[Entries from a dataset]
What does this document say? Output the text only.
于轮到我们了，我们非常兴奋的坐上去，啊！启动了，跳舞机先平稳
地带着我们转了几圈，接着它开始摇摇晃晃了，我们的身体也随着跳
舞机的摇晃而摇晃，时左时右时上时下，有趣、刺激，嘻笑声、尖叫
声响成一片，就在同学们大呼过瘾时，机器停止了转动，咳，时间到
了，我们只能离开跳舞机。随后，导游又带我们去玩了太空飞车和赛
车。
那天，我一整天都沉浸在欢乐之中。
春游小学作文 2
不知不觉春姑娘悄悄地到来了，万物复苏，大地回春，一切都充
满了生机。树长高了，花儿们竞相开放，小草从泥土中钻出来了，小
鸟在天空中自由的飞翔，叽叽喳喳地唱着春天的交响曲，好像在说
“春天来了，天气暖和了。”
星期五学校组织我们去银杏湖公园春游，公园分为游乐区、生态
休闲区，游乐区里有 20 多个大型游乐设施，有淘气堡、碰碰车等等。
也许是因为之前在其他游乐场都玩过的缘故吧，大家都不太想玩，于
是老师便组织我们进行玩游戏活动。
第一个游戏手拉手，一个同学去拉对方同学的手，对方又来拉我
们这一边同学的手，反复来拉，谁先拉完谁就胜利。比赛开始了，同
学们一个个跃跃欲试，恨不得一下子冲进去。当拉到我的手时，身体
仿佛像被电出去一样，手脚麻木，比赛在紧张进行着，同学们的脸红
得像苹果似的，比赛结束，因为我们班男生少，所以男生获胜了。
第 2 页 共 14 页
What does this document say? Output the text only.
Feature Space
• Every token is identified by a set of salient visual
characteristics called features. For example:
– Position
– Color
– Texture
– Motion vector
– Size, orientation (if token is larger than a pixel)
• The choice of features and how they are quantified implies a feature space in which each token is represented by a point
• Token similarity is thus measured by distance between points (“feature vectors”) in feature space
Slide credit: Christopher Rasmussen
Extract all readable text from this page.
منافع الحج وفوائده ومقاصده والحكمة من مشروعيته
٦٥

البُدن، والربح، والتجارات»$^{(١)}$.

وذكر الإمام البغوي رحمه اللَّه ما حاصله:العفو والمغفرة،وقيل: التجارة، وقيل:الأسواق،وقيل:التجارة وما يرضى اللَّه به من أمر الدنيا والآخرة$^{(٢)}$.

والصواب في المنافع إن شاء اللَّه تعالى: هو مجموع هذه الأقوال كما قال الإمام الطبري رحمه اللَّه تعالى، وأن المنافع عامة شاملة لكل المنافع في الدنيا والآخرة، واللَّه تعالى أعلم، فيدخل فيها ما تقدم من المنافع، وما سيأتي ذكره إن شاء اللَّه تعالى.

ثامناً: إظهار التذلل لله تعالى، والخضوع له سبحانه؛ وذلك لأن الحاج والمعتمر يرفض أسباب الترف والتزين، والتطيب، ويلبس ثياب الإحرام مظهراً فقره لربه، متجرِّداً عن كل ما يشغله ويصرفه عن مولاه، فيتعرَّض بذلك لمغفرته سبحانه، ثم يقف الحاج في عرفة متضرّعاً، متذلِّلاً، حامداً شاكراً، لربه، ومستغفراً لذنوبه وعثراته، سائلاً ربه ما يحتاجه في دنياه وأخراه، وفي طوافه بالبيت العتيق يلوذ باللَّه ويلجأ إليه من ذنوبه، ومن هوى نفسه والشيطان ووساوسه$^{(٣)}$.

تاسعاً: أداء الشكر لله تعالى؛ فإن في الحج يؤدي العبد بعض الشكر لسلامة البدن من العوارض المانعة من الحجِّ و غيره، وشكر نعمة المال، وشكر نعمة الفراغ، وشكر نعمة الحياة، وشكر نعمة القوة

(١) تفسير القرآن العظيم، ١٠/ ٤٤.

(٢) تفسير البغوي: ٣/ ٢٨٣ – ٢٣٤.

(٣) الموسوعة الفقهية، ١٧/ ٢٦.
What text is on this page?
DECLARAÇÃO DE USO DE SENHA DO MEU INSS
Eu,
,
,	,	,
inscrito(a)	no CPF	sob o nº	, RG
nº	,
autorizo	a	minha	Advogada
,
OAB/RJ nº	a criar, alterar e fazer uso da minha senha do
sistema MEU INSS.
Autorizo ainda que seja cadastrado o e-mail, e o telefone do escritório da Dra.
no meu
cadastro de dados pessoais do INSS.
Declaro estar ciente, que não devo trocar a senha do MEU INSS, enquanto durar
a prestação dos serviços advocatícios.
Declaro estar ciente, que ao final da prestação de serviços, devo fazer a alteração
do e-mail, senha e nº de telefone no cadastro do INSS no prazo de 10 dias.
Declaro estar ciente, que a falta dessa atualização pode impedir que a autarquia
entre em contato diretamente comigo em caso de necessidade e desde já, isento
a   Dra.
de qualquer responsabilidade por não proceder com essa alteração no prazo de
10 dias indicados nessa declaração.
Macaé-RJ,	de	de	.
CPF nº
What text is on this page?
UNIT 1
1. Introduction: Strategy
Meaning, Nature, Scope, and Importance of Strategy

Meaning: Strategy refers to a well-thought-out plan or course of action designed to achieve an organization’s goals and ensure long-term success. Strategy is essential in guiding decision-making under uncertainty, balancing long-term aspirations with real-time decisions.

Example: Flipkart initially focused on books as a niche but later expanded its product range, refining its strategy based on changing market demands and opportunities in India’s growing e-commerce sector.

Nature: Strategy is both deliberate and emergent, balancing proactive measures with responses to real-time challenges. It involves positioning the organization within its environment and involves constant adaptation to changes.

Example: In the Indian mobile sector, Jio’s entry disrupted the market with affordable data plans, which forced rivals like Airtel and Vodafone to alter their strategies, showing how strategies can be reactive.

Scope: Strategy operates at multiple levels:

[Requirements]:
Please reproduce each record precisely as written.

[Complete answer]:
What does this document say? Output the text only.
于轮到我们了，我们非常兴奋的坐上去，啊！启动了，跳舞机先平稳
地带着我们转了几圈，接着它开始摇摇晃晃了，我们的身体也随着跳
舞机的摇晃而摇晃，时左时右时上时下，有趣、刺激，嘻笑声、尖叫
声响成一片，就在同学们大呼过瘾时，机器停止了转动，咳，时间到
了，我们只能离开跳舞机。随后，导游又带我们去玩了太空飞车和赛
车。
那天，我一整天都沉浸在欢乐之中。
春游小学作文 2
不知不觉春姑娘悄悄地到来了，万物复苏，大地回春，一切都充
满了生机。树长高了，花儿们竞相开放，小草从泥土中钻出来了，小
鸟在天空中自由的飞翔，叽叽喳喳地唱着春天的交响曲，好像在说
“春天来了，天气暖和了。”
星期五学校组织我们去银杏湖公园春游，公园分为游乐区、生态
休闲区，游乐区里有 20 多个大型游乐设施，有淘气堡、碰碰车等等。
也许是因为之前在其他游乐场都玩过的缘故吧，大家都不太想玩，于
是老师便组织我们进行玩游戏活动。
第一个游戏手拉手，一个同学去拉对方同学的手，对方又来拉我
们这一边同学的手，反复来拉，谁先拉完谁就胜利。比赛开始了，同
学们一个个跃跃欲试，恨不得一下子冲进去。当拉到我的手时，身体
仿佛像被电出去一样，手脚麻木，比赛在紧张进行着，同学们的脸红
得像苹果似的，比赛结束，因为我们班男生少，所以男生获胜了。
第 2 页 共 14 页
What does this document say? Output the text only.
Feature Space
• Every token is identified by a set of salient visual
characteristics called features. For example:
– Position
– Color
– Texture
– Motion vector
– Size, orientation (if token is larger than a pixel)
• The choice of features and how they are quantified implies a feature space in which each token is represented by a point
• Token similarity is thus measured by distance between points (“feature vectors”) in feature space
Slide credit: Christopher Rasmussen
Extract all readable text from this page.
منافع الحج وفوائده ومقاصده والحكمة من مشروعيته
٦٥

البُدن، والربح، والتجارات»$^{(١)}$.

وذكر الإمام البغوي رحمه اللَّه ما حاصله:العفو والمغفرة،وقيل: التجارة، وقيل:الأسواق،وقيل:التجارة وما يرضى اللَّه به من أمر الدنيا والآخرة$^{(٢)}$.

والصواب في المنافع إن شاء اللَّه تعالى: هو مجموع هذه الأقوال كما قال الإمام الطبري رحمه اللَّه تعالى، وأن المنافع عامة شاملة لكل المنافع في الدنيا والآخرة، واللَّه تعالى أعلم، فيدخل فيها ما تقدم من المنافع، وما سيأتي ذكره إن شاء اللَّه تعالى.

ثامناً: إظهار التذلل لله تعالى، والخضوع له سبحانه؛ وذلك لأن الحاج والمعتمر يرفض أسباب الترف والتزين، والتطيب، ويلبس ثياب الإحرام مظهراً فقره لربه، متجرِّداً عن كل ما يشغله ويصرفه عن مولاه، فيتعرَّض بذلك لمغفرته سبحانه، ثم يقف الحاج في عرفة متضرّعاً، متذلِّلاً، حامداً شاكراً، لربه، ومستغفراً لذنوبه وعثراته، سائلاً ربه ما يحتاجه في دنياه وأخراه، وفي طوافه بالبيت العتيق يلوذ باللَّه ويلجأ إليه من ذنوبه، ومن هوى نفسه والشيطان ووساوسه$^{(٣)}$.

تاسعاً: أداء الشكر لله تعالى؛ فإن في الحج يؤدي العبد بعض الشكر لسلامة البدن من العوارض المانعة من الحجِّ و غيره، وشكر نعمة المال، وشكر نعمة الفراغ، وشكر نعمة الحياة، وشكر نعمة القوة

(١) تفسير القرآن العظيم، ١٠/ ٤٤.

(٢) تفسير البغوي: ٣/ ٢٨٣ – ٢٣٤.

(٣) الموسوعة الفقهية، ١٧/ ٢٦.
What text is on this page?
DECLARAÇÃO DE USO DE SENHA DO MEU INSS
Eu,
,
,	,	,
inscrito(a)	no CPF	sob o nº	, RG
nº	,
autorizo	a	minha	Advogada
,
OAB/RJ nº	a criar, alterar e fazer uso da minha senha do
sistema MEU INSS.
Autorizo ainda que seja cadastrado o e-mail, e o telefone do escritório da Dra.
no meu
cadastro de dados pessoais do INSS.
Declaro estar ciente, que não devo trocar a senha do MEU INSS, enquanto durar
a prestação dos serviços advocatícios.
Declaro estar ciente, que ao final da prestação de serviços, devo fazer a alteração
do e-mail, senha e nº de telefone no cadastro do INSS no prazo de 10 dias.
Declaro estar ciente, que a falta dessa atualização pode impedir que a autarquia
entre em contato diretamente comigo em caso de necessidade e desde já, isento
a   Dra.
de qualquer responsabilidade por não proceder com essa alteração no prazo de
10 dias indicados nessa declaração.
Macaé-RJ,	de	de	.
CPF nº
What text is on this page?
UNIT 1
1. Introduction: Strategy
Meaning, Nature, Scope, and Importance of Strategy

Meaning: Strategy refers to a well-thought-out plan or course of action designed to achieve an organization’s goals and ensure long-term success. Strategy is essential in guiding decision-making under uncertainty, balancing long-term aspirations with real-time decisions.

Example: Flipkart initially focused on books as a niche but later expanded its product range, refining its strategy based on changing market demands and opportunities in India’s growing e-commerce sector.

Nature: Strategy is both deliberate and emergent, balancing proactive measures with responses to real-time challenges. It involves positioning the organization within its environment and involves constant adaptation to changes.

Example: In the Indian mobile sector, Jio’s entry disrupted the market with affordable data plans, which forced rivals like Airtel and Vodafone to alter their strategies, showing how strategies can be reactive.

Scope: Strategy operates at multiple levels:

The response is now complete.